_CONSIGNES À SUIVRE_: Transcrivez fidèlement le passage du texte sur la dématérialisation du travail qui va de « Basso s’intéresse également » à « la classe ouvrière. », ces deux bornes comprises.

_DOCUMENT SOURCE_:
╔══

Basso s’intéresse également aux discours sur la "dématérialisation du travail" et la croissance des services. Là encore ses démonstrations, dûment étayées par des rapports et des données chiffrées, emportent la conviction. Le secteur des services, c’est d’abord la croissance du travail matériel, souvent déqualifié, mal payé et précaire. Il nous invite à regarder dans l’arrière-cour des grands centres financiers... Mais surtout, les "miracles" vantés ici et là ne concernent jamais les secteurs des services. Evidemment les pays émergeants émergent par l’industrie. Mais aussi à l’intérieur des grands pays capitalistes, c’est encore l’industrie [5] qui, seule, peut "faire des miracles" : ainsi l’exemple de l’Italie du Nord-Est dont le développement est fondé sur l’industrie, l’exploitation forcénée du travail et l’atomisation de la classe ouvrière.

╚══

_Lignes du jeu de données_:
╔══

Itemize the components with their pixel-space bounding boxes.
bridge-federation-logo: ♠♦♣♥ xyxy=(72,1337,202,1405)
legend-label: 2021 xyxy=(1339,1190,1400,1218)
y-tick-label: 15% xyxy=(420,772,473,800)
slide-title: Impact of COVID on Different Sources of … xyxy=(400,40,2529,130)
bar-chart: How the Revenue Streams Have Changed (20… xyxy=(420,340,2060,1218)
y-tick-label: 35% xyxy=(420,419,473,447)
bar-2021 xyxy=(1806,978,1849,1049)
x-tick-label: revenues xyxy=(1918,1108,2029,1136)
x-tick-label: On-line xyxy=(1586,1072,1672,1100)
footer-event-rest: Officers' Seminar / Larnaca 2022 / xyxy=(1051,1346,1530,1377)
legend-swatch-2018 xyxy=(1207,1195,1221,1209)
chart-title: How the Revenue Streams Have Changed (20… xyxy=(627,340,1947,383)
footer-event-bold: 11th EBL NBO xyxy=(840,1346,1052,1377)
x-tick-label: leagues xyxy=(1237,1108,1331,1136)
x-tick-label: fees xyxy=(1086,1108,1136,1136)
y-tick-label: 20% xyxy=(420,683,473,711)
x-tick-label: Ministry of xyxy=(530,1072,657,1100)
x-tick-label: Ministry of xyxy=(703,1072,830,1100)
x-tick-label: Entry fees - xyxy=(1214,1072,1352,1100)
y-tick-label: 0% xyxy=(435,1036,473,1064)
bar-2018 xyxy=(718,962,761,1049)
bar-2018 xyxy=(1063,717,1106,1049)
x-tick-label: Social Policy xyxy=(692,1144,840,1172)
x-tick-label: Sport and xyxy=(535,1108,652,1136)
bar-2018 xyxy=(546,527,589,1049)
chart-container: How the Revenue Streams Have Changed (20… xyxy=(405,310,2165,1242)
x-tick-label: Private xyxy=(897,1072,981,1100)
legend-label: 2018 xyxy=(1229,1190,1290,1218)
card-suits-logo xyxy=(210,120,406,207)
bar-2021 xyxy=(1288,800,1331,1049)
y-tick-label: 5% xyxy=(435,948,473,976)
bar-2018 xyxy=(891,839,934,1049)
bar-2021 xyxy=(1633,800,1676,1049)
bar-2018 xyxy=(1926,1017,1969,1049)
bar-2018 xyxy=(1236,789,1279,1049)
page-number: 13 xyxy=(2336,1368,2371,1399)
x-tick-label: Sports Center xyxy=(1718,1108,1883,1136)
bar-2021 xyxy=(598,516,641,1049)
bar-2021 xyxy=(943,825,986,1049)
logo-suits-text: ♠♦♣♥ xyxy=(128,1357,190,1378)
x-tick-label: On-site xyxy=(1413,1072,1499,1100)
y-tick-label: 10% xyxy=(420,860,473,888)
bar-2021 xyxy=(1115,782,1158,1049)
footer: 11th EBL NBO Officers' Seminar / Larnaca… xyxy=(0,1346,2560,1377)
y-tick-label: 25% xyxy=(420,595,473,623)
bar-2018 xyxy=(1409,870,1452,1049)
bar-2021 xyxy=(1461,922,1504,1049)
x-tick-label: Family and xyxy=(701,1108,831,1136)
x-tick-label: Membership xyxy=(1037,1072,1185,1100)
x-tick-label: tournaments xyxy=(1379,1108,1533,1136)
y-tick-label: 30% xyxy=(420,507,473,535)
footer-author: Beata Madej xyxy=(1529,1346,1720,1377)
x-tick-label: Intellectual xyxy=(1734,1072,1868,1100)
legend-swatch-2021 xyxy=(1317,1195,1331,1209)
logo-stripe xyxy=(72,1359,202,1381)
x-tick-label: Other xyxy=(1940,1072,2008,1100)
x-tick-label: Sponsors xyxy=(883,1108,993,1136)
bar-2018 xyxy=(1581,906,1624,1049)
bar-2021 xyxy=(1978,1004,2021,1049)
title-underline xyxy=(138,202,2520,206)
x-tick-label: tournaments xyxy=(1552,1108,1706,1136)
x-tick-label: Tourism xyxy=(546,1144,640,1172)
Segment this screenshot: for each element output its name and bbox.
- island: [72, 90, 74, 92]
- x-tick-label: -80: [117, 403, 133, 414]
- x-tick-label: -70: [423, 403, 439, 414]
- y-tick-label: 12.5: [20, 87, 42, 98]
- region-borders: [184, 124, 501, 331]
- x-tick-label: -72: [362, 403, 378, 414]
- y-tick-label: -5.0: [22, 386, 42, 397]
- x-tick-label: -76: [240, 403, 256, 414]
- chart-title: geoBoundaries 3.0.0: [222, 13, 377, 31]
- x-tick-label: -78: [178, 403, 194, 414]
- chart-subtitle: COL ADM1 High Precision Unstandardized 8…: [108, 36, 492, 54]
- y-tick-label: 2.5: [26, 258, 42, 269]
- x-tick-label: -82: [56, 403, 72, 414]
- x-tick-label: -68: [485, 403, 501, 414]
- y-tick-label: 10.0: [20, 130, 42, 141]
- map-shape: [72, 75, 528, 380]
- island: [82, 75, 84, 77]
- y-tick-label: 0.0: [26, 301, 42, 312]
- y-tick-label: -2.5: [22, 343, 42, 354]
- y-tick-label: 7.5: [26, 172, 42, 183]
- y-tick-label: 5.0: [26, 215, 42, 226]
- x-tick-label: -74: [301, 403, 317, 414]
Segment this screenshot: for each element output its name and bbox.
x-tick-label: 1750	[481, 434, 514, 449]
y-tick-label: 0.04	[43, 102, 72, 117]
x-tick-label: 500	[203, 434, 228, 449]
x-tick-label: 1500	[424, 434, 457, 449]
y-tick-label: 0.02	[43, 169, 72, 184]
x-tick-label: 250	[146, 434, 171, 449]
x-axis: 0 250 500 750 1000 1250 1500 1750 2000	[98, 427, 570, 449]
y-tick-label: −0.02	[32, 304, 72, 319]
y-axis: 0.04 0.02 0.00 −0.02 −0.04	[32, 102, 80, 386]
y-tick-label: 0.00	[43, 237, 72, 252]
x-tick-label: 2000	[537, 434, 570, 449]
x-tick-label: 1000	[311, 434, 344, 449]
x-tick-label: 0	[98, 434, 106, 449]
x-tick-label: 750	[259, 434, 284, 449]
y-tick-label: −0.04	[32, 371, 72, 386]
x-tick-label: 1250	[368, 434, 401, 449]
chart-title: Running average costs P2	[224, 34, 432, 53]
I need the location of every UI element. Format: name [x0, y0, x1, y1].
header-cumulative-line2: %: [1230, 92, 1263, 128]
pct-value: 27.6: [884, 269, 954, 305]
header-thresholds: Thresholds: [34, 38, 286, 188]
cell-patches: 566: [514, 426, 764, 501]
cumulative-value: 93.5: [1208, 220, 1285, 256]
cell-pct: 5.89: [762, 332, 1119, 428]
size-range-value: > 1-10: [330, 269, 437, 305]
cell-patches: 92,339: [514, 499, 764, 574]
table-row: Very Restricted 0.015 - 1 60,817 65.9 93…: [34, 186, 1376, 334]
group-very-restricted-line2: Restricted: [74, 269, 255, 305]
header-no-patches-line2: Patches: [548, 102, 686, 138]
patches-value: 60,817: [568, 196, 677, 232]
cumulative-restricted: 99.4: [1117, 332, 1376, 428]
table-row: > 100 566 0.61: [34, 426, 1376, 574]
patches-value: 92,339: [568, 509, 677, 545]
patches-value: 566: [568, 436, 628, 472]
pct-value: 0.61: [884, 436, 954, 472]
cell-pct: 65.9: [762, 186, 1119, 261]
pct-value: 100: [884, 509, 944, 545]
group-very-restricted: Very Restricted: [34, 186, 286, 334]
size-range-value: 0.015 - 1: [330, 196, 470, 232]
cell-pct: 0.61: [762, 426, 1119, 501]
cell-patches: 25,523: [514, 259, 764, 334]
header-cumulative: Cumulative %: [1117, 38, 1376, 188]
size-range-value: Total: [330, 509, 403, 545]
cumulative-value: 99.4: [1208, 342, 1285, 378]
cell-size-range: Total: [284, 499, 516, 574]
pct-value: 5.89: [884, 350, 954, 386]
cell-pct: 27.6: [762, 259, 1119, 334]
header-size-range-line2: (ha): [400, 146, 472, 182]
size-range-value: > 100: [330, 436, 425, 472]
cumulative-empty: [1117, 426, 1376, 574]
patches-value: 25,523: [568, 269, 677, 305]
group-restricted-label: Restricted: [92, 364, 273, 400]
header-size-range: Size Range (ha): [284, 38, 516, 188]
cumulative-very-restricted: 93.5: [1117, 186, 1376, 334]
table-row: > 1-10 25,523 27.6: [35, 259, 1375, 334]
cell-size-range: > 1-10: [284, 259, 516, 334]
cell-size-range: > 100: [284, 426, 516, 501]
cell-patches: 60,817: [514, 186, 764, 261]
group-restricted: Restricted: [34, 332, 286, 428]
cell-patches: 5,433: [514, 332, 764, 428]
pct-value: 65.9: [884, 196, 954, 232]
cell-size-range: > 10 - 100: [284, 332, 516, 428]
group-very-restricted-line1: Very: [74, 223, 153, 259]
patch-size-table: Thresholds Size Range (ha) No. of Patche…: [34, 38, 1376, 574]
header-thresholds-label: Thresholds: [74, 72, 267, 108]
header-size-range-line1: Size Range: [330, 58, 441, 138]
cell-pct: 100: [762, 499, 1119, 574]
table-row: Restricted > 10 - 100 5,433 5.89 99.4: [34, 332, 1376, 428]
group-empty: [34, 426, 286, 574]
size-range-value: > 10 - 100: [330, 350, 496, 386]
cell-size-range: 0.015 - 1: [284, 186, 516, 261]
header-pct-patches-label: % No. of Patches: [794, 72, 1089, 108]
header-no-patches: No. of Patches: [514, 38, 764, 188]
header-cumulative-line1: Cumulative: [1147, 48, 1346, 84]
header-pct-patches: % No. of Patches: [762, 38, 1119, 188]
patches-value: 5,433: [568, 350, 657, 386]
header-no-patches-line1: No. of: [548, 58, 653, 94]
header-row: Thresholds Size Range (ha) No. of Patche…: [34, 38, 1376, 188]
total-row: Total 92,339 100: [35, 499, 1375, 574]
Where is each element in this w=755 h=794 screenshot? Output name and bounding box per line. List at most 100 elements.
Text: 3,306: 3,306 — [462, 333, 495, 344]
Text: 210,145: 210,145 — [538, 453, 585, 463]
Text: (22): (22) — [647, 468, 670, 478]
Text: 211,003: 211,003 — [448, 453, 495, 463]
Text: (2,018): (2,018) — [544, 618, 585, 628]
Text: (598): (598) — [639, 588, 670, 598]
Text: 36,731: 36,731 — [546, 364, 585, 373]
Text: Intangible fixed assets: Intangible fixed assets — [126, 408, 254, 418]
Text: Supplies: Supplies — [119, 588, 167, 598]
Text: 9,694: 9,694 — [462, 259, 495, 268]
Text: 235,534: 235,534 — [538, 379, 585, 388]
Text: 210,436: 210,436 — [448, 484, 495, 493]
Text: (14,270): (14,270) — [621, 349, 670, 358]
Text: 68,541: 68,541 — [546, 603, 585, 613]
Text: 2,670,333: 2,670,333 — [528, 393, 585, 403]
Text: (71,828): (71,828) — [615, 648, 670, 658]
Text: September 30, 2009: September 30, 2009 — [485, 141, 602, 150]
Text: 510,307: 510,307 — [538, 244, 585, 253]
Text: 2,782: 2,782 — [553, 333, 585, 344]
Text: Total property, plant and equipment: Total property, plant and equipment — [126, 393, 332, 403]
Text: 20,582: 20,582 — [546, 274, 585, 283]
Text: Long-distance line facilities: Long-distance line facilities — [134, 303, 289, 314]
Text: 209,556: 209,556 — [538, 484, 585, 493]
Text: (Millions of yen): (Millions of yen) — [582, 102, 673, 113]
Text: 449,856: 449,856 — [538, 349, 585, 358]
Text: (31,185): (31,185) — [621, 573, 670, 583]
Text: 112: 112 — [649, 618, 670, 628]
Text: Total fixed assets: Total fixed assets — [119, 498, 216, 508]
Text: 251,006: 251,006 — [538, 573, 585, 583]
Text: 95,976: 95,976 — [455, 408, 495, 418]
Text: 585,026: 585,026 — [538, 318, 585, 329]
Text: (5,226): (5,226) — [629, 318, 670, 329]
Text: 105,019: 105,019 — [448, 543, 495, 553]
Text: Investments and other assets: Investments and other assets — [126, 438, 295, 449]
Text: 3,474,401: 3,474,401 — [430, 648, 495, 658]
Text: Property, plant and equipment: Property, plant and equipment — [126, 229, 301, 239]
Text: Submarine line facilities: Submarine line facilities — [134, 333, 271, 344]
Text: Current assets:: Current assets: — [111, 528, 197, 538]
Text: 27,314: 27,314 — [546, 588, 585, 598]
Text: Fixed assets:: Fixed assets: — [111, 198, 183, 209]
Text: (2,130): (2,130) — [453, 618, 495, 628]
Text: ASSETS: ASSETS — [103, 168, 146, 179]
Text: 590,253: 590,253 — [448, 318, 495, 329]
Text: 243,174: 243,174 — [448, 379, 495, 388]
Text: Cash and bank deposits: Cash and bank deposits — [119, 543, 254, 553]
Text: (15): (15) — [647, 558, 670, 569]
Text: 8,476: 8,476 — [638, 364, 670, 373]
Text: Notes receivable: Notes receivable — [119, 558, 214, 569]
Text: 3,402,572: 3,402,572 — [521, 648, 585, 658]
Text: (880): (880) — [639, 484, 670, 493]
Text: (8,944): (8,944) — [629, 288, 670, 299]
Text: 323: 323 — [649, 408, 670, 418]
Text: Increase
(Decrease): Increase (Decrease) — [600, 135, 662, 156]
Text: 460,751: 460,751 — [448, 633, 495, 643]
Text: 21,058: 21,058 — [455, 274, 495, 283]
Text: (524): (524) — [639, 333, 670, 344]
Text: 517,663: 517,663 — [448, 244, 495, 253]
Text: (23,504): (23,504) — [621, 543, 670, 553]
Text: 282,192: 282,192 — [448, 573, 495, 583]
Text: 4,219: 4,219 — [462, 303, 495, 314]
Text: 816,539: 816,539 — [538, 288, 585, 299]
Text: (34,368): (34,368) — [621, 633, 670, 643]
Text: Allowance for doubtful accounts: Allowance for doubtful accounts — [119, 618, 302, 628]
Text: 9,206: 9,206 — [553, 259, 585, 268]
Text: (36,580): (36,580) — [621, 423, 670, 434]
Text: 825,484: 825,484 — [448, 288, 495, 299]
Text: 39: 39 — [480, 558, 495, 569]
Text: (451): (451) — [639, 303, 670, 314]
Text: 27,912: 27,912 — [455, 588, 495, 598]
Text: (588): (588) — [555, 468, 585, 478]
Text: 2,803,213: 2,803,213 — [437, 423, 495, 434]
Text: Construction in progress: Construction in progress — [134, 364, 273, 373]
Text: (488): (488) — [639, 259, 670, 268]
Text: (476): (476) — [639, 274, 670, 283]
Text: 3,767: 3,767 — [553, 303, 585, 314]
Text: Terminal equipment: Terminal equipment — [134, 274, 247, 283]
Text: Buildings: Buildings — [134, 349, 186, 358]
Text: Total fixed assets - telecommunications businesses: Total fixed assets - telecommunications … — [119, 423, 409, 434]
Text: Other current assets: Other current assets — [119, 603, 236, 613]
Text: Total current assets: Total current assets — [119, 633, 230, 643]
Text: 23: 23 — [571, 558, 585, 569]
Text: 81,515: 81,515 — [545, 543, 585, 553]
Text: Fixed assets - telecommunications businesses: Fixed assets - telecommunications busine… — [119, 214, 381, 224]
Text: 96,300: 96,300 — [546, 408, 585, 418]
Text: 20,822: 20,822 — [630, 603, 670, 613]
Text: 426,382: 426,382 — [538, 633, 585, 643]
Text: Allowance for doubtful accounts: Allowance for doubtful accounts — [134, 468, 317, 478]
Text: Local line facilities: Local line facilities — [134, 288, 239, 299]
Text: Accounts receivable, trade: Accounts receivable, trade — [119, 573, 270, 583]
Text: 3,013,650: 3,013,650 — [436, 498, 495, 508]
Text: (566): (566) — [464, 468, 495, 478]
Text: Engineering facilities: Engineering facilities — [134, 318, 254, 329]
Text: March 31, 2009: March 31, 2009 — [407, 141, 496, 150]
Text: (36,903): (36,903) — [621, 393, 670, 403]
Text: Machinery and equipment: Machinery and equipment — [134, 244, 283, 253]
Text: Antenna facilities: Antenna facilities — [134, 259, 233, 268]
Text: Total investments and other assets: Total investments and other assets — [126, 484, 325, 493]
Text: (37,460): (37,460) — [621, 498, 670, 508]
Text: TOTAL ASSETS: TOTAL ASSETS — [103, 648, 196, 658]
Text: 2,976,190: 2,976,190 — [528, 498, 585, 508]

╚══

_RÉSULTAT DE L'EXERCICE_:
Basso s’intéresse également aux discours sur la "dématérialisation du travail" et la croissance des services. Là encore ses démonstrations, dûment étayées par des rapports et des données chiffrées, emportent la conviction. Le secteur des services, c’est d’abord la croissance du travail matériel, souvent déqualifié, mal payé et précaire. Il nous invite à regarder dans l’arrière-cour des grands centres financiers... Mais surtout, les "miracles" vantés ici et là ne concernent jamais les secteurs des services. Evidemment les pays émergeants émergent par l’industrie. Mais aussi à l’intérieur des grands pays capitalistes, c’est encore l’industrie [5] qui, seule, peut "faire des miracles" : ainsi l’exemple de l’Italie du Nord-Est dont le développement est fondé sur l’industrie, l’exploitation forcénée du travail et l’atomisation de la classe ouvrière.